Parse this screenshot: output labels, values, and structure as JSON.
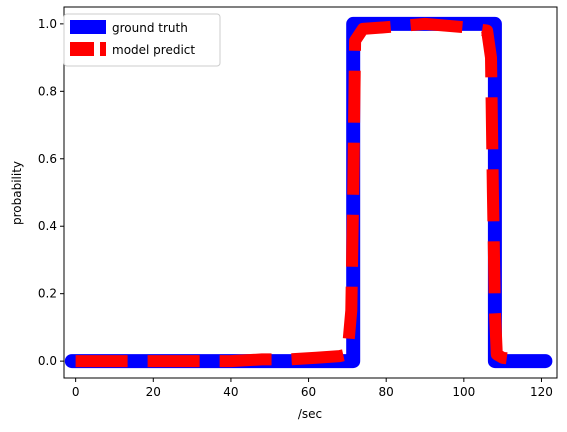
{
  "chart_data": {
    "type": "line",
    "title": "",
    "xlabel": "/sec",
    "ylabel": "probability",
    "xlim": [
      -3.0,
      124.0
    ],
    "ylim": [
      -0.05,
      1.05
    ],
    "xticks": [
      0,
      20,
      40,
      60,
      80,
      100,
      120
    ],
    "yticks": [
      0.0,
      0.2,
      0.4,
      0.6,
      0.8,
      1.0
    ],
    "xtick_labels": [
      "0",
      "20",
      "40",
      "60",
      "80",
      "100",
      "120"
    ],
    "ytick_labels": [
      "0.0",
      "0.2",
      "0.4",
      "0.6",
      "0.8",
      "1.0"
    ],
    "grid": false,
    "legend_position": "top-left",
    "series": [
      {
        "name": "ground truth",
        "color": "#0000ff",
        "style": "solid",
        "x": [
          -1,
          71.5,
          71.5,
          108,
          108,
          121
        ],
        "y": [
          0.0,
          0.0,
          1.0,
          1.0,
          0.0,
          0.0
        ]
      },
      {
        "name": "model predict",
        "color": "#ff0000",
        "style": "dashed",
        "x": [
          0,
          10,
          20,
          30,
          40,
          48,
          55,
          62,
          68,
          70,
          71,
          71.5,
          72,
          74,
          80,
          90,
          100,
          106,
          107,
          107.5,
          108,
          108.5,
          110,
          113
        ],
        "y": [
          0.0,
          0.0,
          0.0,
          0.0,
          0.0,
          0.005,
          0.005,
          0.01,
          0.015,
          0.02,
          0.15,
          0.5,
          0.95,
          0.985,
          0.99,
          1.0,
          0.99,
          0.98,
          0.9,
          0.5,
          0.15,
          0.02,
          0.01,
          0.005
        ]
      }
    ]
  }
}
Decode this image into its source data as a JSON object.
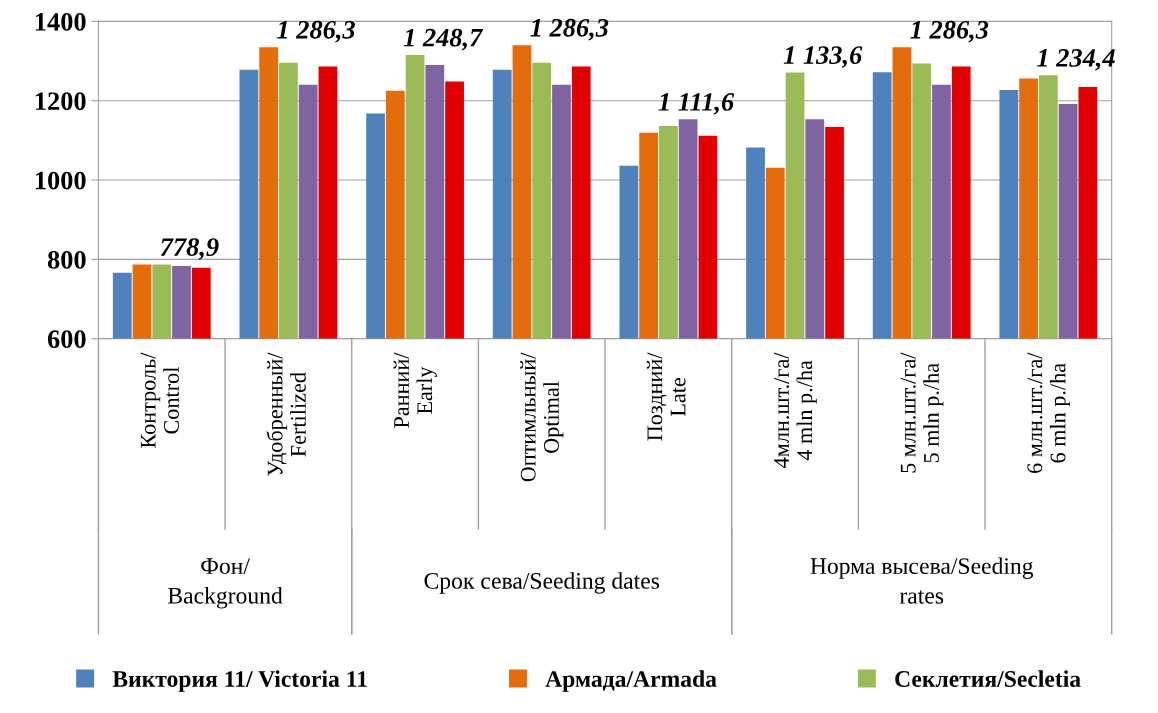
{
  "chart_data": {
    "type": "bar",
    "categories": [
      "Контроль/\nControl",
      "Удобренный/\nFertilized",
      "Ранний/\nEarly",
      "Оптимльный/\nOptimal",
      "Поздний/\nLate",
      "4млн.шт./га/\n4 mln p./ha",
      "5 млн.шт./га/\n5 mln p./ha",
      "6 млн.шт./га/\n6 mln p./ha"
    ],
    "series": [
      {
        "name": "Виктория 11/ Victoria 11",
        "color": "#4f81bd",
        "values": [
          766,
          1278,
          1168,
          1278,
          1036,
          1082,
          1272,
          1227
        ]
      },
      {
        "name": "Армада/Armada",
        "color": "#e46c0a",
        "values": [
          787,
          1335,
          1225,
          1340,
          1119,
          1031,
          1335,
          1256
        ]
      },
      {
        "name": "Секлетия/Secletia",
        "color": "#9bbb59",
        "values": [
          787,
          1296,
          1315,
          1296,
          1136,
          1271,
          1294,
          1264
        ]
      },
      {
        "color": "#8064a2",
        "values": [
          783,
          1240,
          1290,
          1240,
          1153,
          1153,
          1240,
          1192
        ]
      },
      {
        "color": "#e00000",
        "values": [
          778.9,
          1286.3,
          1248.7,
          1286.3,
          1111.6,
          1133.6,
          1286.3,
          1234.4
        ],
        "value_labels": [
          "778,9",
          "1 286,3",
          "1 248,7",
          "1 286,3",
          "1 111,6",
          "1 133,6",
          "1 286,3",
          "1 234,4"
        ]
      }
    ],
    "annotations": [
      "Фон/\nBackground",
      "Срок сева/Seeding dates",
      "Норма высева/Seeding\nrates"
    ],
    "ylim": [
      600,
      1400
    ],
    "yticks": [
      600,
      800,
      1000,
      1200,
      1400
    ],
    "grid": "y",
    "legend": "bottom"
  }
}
++++
TASK OBJECTIVE
Quote every record above exactly, leaving out the pictures.

WRITTEN ANSWER
Parse this screenshot: output labels, values, and structure as JSON.
{
  "chart_data": {
    "type": "line",
    "title": "",
    "xlabel": "/sec",
    "ylabel": "probability",
    "xlim": [
      -3.0,
      124.0
    ],
    "ylim": [
      -0.05,
      1.05
    ],
    "xticks": [
      0,
      20,
      40,
      60,
      80,
      100,
      120
    ],
    "yticks": [
      0.0,
      0.2,
      0.4,
      0.6,
      0.8,
      1.0
    ],
    "xtick_labels": [
      "0",
      "20",
      "40",
      "60",
      "80",
      "100",
      "120"
    ],
    "ytick_labels": [
      "0.0",
      "0.2",
      "0.4",
      "0.6",
      "0.8",
      "1.0"
    ],
    "grid": false,
    "legend_position": "top-left",
    "series": [
      {
        "name": "ground truth",
        "color": "#0000ff",
        "style": "solid",
        "x": [
          -1,
          71.5,
          71.5,
          108,
          108,
          121
        ],
        "y": [
          0.0,
          0.0,
          1.0,
          1.0,
          0.0,
          0.0
        ]
      },
      {
        "name": "model predict",
        "color": "#ff0000",
        "style": "dashed",
        "x": [
          0,
          10,
          20,
          30,
          40,
          48,
          55,
          62,
          68,
          70,
          71,
          71.5,
          72,
          74,
          80,
          90,
          100,
          106,
          107,
          107.5,
          108,
          108.5,
          110,
          113
        ],
        "y": [
          0.0,
          0.0,
          0.0,
          0.0,
          0.0,
          0.005,
          0.005,
          0.01,
          0.015,
          0.02,
          0.15,
          0.5,
          0.95,
          0.985,
          0.99,
          1.0,
          0.99,
          0.98,
          0.9,
          0.5,
          0.15,
          0.02,
          0.01,
          0.005
        ]
      }
    ]
  }
}
Decode this image into its source data as a JSON object.
{
  "chart_data": {
    "type": "bar",
    "categories": [
      "Контроль/\nControl",
      "Удобренный/\nFertilized",
      "Ранний/\nEarly",
      "Оптимльный/\nOptimal",
      "Поздний/\nLate",
      "4млн.шт./га/\n4 mln p./ha",
      "5 млн.шт./га/\n5 mln p./ha",
      "6 млн.шт./га/\n6 mln p./ha"
    ],
    "series": [
      {
        "name": "Виктория 11/ Victoria 11",
        "color": "#4f81bd",
        "values": [
          766,
          1278,
          1168,
          1278,
          1036,
          1082,
          1272,
          1227
        ]
      },
      {
        "name": "Армада/Armada",
        "color": "#e46c0a",
        "values": [
          787,
          1335,
          1225,
          1340,
          1119,
          1031,
          1335,
          1256
        ]
      },
      {
        "name": "Секлетия/Secletia",
        "color": "#9bbb59",
        "values": [
          787,
          1296,
          1315,
          1296,
          1136,
          1271,
          1294,
          1264
        ]
      },
      {
        "color": "#8064a2",
        "values": [
          783,
          1240,
          1290,
          1240,
          1153,
          1153,
          1240,
          1192
        ]
      },
      {
        "color": "#e00000",
        "values": [
          778.9,
          1286.3,
          1248.7,
          1286.3,
          1111.6,
          1133.6,
          1286.3,
          1234.4
        ],
        "value_labels": [
          "778,9",
          "1 286,3",
          "1 248,7",
          "1 286,3",
          "1 111,6",
          "1 133,6",
          "1 286,3",
          "1 234,4"
        ]
      }
    ],
    "annotations": [
      "Фон/\nBackground",
      "Срок сева/Seeding dates",
      "Норма высева/Seeding\nrates"
    ],
    "ylim": [
      600,
      1400
    ],
    "yticks": [
      600,
      800,
      1000,
      1200,
      1400
    ],
    "grid": "y",
    "legend": "bottom"
  }
}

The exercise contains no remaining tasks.